** BEGIN INPUT RECORDS **
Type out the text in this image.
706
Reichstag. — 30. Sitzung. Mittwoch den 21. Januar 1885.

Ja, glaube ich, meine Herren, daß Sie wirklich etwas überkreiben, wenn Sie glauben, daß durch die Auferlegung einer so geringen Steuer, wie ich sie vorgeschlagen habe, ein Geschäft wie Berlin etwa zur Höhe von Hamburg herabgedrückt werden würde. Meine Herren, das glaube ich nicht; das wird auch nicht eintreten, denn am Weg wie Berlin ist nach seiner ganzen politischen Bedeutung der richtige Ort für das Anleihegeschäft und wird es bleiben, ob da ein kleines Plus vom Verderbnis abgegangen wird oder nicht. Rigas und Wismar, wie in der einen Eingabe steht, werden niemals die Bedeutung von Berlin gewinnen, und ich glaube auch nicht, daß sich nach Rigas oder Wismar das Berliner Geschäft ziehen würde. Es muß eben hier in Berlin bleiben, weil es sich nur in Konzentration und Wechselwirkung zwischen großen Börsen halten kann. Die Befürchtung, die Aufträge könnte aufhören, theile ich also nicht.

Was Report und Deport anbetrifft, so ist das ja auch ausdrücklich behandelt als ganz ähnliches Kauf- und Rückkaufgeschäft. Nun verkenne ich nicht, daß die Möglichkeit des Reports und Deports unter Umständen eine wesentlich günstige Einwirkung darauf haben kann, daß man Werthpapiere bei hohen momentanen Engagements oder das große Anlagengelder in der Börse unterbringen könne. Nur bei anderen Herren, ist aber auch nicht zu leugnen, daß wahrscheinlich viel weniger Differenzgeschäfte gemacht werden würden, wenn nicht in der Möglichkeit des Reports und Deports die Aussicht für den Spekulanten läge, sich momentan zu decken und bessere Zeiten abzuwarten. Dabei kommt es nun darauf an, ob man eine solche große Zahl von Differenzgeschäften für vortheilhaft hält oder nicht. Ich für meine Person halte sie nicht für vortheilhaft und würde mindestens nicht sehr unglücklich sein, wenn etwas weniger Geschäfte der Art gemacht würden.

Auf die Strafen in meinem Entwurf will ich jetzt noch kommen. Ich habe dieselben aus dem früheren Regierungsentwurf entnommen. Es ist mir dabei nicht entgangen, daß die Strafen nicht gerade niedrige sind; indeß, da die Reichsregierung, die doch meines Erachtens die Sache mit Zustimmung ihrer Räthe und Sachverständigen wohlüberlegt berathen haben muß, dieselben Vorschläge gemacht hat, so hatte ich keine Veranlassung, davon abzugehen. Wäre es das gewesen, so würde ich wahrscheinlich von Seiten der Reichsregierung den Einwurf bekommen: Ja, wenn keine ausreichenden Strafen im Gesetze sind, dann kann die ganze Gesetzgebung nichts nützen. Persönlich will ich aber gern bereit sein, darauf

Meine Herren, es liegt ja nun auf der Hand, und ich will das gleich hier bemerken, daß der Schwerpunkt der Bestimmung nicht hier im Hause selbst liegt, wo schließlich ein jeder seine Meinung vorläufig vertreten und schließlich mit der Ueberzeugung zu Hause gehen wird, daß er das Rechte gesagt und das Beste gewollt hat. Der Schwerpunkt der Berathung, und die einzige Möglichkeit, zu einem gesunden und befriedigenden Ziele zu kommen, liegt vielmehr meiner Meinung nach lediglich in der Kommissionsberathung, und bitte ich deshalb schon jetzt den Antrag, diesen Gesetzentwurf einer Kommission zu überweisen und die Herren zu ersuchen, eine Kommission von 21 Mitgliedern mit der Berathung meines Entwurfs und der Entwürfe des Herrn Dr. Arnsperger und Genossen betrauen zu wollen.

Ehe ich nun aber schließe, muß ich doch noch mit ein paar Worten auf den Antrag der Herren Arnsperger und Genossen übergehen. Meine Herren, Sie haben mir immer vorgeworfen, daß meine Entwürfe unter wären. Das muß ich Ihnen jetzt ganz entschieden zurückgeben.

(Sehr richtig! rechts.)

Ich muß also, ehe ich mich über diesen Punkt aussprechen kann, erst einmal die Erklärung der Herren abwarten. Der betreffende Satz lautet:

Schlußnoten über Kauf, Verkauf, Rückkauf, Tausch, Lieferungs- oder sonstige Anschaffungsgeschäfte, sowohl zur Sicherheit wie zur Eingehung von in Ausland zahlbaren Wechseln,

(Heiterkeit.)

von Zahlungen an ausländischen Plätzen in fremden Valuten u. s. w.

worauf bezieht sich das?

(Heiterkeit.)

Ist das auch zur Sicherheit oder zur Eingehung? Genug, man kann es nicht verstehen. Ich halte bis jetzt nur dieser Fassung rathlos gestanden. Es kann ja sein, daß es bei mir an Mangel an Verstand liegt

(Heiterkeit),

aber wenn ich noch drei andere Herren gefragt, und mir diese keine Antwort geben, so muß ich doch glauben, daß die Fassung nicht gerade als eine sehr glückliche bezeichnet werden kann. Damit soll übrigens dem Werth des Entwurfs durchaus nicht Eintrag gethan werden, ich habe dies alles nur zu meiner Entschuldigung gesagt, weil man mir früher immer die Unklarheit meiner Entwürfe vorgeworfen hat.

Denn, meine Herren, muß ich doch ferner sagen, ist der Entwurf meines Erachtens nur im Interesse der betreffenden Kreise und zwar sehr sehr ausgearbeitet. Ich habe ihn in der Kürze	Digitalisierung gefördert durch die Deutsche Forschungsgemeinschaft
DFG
** END INPUT RECORDS **
** BEGIN INPUT RECORDS **
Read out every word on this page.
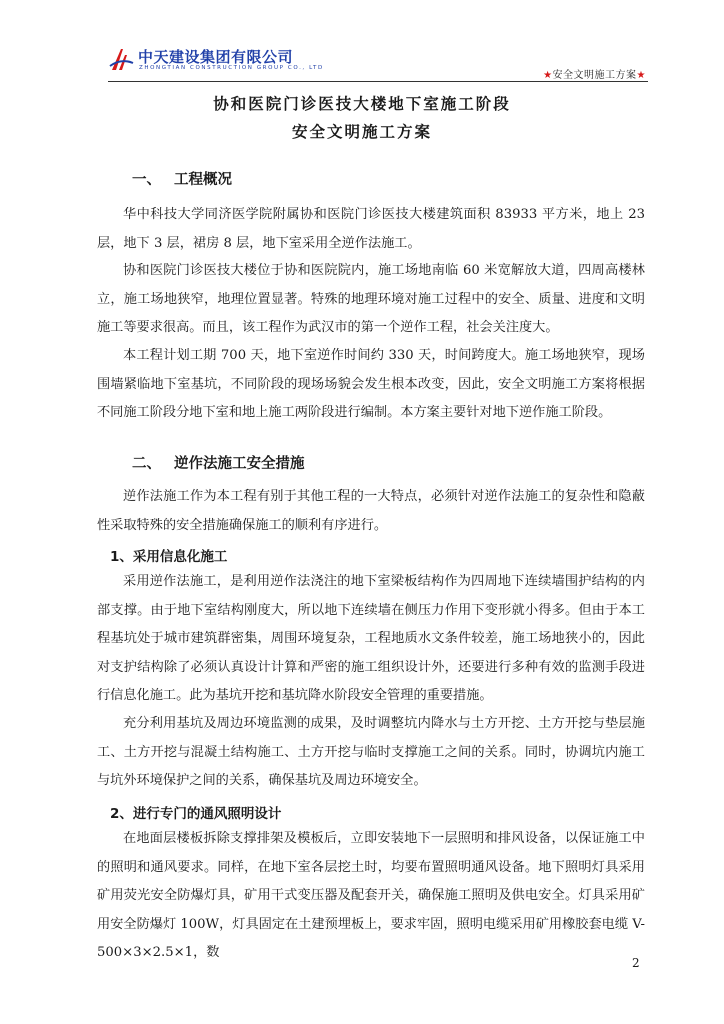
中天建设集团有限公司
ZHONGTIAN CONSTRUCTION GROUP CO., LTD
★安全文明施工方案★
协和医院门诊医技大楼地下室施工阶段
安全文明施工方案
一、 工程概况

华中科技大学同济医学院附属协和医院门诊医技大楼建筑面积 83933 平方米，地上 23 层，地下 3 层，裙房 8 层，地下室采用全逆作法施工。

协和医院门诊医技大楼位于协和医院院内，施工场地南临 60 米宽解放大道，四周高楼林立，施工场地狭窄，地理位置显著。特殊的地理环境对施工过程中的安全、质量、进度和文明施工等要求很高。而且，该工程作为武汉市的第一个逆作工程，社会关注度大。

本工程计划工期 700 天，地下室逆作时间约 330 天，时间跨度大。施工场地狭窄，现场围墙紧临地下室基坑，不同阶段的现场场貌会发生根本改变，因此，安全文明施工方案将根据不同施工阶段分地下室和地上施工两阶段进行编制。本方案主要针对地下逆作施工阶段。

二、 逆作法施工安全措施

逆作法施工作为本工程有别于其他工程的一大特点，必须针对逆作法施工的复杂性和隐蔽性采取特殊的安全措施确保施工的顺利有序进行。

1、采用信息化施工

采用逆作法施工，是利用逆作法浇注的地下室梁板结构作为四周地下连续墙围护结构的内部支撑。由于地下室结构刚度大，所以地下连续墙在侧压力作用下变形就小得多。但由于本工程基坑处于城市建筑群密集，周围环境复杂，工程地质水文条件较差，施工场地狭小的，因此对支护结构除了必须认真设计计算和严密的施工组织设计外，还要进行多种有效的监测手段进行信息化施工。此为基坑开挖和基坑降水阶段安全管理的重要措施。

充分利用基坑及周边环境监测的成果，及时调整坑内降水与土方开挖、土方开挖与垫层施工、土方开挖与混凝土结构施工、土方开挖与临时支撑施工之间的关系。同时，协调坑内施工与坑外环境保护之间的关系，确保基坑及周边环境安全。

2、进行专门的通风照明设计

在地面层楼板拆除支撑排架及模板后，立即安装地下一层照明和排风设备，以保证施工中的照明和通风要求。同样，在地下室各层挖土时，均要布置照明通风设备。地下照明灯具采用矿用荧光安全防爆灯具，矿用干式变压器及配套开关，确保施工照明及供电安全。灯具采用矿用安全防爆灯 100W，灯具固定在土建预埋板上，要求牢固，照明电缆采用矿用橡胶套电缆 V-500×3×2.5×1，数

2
** END INPUT RECORDS **
EXERCISE BRIEF
Search the preceding listing for the word "施工场地狭窄" and pull out every line that holds it.

REPLY TO THE TASK
协和医院门诊医技大楼位于协和医院院内，施工场地南临 60 米宽解放大道，四周高楼林立，施工场地狭窄，地理位置显著。特殊的地理环境对施工过程中的安全、质量、进度和文明施工等要求很高。而且，该工程作为武汉市的第一个逆作工程，社会关注度大。
本工程计划工期 700 天，地下室逆作时间约 330 天，时间跨度大。施工场地狭窄，现场围墙紧临地下室基坑，不同阶段的现场场貌会发生根本改变，因此，安全文明施工方案将根据不同施工阶段分地下室和地上施工两阶段进行编制。本方案主要针对地下逆作施工阶段。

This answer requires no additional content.